EXERCISE DESCRIPTION =
Reproduce verbatim the lines running from the start of the records up to and including the line containing "task-item-done: Tarefa nº4".
------------------------------------------------
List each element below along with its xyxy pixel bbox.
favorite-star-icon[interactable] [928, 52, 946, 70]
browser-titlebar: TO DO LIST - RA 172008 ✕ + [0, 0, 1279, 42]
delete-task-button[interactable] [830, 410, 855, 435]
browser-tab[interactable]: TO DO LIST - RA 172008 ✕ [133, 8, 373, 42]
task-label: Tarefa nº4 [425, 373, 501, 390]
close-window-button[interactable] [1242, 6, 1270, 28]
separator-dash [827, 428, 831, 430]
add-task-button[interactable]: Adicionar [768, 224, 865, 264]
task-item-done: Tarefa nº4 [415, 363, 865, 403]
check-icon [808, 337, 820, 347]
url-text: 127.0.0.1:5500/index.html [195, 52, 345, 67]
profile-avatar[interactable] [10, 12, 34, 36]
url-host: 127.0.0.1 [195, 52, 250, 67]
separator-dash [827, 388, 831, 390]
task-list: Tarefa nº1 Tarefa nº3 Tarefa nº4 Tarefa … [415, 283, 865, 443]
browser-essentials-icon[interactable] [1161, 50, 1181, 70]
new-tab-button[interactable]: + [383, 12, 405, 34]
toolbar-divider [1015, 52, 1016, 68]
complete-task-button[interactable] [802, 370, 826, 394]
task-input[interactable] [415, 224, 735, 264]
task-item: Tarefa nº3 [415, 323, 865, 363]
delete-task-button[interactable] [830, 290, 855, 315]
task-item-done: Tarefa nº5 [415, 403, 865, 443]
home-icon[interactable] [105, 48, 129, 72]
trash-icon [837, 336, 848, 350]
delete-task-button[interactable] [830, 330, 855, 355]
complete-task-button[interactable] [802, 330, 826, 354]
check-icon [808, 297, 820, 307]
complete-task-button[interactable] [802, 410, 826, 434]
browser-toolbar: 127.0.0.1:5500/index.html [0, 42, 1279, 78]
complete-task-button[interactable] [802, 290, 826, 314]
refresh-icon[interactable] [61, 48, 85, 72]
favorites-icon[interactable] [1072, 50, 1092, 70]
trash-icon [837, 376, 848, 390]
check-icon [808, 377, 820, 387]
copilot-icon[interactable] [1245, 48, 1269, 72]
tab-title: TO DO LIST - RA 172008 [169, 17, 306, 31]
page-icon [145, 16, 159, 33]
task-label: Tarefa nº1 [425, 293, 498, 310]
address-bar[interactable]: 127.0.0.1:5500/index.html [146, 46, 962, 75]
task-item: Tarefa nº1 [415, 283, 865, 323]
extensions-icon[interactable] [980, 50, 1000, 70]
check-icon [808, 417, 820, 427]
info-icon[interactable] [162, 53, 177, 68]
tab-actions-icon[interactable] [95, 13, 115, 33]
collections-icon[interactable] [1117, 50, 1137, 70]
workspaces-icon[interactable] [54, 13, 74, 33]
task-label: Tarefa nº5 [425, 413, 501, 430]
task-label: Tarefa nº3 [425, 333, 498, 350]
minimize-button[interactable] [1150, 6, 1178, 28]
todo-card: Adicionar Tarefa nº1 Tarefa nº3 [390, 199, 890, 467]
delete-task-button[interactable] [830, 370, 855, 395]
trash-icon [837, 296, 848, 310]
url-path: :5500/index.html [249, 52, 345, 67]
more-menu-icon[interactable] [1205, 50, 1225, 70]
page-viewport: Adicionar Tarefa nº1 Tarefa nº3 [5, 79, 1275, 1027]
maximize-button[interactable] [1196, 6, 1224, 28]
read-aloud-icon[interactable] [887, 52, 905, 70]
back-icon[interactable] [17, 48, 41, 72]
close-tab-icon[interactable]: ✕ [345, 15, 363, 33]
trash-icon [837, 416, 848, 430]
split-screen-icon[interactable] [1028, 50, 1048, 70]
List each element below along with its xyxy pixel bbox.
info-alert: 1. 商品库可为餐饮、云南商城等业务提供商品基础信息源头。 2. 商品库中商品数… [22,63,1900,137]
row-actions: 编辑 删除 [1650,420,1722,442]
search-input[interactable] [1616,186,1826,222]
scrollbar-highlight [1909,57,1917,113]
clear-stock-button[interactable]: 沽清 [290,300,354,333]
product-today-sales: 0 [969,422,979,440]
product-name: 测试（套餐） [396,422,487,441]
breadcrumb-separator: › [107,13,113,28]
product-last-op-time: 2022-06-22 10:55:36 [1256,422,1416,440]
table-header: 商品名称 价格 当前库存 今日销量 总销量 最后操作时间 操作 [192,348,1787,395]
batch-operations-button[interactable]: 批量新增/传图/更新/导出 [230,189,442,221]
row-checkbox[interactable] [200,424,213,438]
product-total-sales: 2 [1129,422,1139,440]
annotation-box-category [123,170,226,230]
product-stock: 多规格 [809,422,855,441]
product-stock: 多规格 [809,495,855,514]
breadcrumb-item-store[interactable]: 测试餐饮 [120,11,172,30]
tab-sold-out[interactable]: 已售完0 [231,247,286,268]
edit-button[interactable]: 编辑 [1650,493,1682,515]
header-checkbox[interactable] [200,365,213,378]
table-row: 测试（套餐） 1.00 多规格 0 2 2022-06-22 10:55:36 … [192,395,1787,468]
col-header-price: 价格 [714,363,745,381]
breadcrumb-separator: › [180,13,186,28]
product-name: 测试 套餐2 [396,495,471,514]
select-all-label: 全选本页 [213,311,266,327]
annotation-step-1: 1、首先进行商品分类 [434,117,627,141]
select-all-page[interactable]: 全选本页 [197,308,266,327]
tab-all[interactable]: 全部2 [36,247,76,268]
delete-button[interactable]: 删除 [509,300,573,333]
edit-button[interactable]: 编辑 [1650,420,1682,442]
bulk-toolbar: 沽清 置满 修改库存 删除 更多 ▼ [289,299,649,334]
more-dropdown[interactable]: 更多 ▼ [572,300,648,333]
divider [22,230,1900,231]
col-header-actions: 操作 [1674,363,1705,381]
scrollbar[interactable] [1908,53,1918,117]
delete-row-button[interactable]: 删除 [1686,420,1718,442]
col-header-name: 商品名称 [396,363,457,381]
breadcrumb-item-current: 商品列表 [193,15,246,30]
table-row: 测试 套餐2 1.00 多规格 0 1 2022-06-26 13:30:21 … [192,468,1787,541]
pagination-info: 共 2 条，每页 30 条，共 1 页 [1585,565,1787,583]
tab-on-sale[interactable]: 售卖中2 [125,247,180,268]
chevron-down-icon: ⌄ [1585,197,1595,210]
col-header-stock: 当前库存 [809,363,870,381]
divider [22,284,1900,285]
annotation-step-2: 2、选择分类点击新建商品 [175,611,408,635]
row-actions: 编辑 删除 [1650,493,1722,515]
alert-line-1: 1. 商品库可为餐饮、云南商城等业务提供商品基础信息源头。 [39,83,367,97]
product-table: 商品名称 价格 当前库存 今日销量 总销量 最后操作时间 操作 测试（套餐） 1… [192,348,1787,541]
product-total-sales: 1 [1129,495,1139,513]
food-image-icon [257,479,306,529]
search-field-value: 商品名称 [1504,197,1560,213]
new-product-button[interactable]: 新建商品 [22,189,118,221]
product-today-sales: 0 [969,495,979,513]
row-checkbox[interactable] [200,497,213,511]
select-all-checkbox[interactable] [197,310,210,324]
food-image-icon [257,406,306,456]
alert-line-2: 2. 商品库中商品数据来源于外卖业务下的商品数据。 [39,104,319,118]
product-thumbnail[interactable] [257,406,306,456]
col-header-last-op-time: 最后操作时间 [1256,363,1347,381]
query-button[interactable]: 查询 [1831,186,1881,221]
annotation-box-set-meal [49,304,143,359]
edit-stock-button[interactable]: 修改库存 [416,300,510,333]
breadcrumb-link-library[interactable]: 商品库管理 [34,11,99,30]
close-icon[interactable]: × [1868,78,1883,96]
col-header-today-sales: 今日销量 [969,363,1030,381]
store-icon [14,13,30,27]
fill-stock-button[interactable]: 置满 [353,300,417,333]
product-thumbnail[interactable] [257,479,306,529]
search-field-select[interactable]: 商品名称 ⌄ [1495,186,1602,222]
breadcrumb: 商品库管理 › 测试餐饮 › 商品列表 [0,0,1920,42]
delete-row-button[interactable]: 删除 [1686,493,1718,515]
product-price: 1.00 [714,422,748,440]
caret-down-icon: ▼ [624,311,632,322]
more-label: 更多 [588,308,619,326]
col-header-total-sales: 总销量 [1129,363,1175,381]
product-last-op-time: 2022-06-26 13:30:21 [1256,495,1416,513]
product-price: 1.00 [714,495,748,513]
------------------------------------------------
EXERCISE SOLUTION =
List each element below along with its xyxy pixel bbox.
favorite-star-icon[interactable] [928, 52, 946, 70]
browser-titlebar: TO DO LIST - RA 172008 ✕ + [0, 0, 1279, 42]
delete-task-button[interactable] [830, 410, 855, 435]
browser-tab[interactable]: TO DO LIST - RA 172008 ✕ [133, 8, 373, 42]
task-label: Tarefa nº4 [425, 373, 501, 390]
close-window-button[interactable] [1242, 6, 1270, 28]
separator-dash [827, 428, 831, 430]
add-task-button[interactable]: Adicionar [768, 224, 865, 264]
task-item-done: Tarefa nº4 [415, 363, 865, 403]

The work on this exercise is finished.